(Collected data)
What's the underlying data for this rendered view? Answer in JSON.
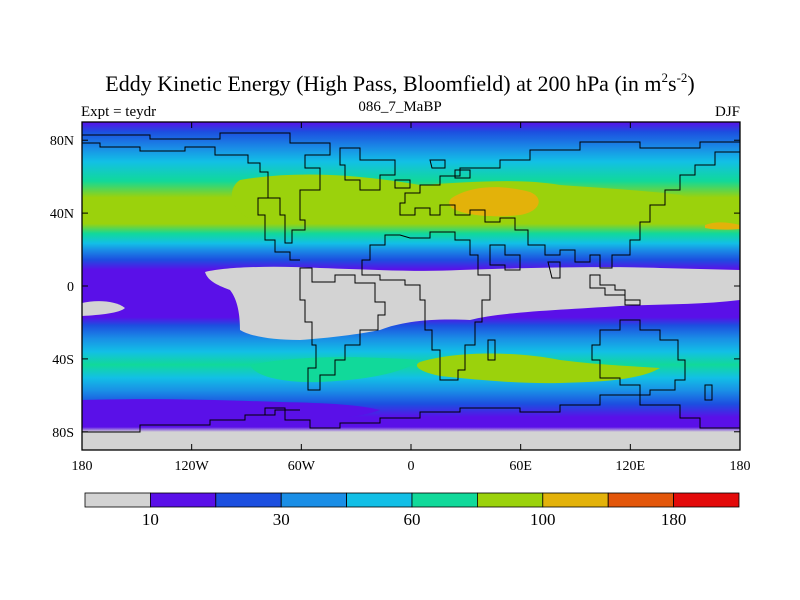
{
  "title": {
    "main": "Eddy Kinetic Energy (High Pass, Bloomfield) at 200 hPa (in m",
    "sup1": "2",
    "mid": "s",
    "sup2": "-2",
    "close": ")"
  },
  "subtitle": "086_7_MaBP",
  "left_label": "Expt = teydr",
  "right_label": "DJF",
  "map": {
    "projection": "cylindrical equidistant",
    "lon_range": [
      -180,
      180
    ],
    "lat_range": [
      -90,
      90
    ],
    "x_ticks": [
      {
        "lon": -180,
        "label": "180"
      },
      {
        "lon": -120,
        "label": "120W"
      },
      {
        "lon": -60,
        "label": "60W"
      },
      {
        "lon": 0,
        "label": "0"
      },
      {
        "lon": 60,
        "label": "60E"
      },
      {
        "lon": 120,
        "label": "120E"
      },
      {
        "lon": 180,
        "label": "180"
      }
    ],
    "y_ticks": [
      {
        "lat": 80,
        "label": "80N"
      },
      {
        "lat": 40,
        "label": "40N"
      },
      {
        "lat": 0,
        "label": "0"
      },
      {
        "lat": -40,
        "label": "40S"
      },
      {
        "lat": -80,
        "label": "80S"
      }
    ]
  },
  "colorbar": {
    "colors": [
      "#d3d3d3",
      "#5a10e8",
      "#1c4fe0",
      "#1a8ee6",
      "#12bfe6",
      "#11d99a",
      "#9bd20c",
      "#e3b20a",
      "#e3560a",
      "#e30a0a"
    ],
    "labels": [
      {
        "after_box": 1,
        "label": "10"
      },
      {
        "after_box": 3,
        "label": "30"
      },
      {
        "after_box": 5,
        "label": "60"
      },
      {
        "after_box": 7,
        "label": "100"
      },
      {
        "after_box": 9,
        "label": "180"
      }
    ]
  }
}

#### [What the task requires]
Using the material above, return every line exactly as it appears, minus the pictures.

#### [Reply to the task]
What's the underlying data for this rendered view? Answer in JSON.
{
  "title": {
    "main": "Eddy Kinetic Energy (High Pass, Bloomfield) at 200 hPa (in m",
    "sup1": "2",
    "mid": "s",
    "sup2": "-2",
    "close": ")"
  },
  "subtitle": "086_7_MaBP",
  "left_label": "Expt = teydr",
  "right_label": "DJF",
  "map": {
    "projection": "cylindrical equidistant",
    "lon_range": [
      -180,
      180
    ],
    "lat_range": [
      -90,
      90
    ],
    "x_ticks": [
      {
        "lon": -180,
        "label": "180"
      },
      {
        "lon": -120,
        "label": "120W"
      },
      {
        "lon": -60,
        "label": "60W"
      },
      {
        "lon": 0,
        "label": "0"
      },
      {
        "lon": 60,
        "label": "60E"
      },
      {
        "lon": 120,
        "label": "120E"
      },
      {
        "lon": 180,
        "label": "180"
      }
    ],
    "y_ticks": [
      {
        "lat": 80,
        "label": "80N"
      },
      {
        "lat": 40,
        "label": "40N"
      },
      {
        "lat": 0,
        "label": "0"
      },
      {
        "lat": -40,
        "label": "40S"
      },
      {
        "lat": -80,
        "label": "80S"
      }
    ]
  },
  "colorbar": {
    "colors": [
      "#d3d3d3",
      "#5a10e8",
      "#1c4fe0",
      "#1a8ee6",
      "#12bfe6",
      "#11d99a",
      "#9bd20c",
      "#e3b20a",
      "#e3560a",
      "#e30a0a"
    ],
    "labels": [
      {
        "after_box": 1,
        "label": "10"
      },
      {
        "after_box": 3,
        "label": "30"
      },
      {
        "after_box": 5,
        "label": "60"
      },
      {
        "after_box": 7,
        "label": "100"
      },
      {
        "after_box": 9,
        "label": "180"
      }
    ]
  }
}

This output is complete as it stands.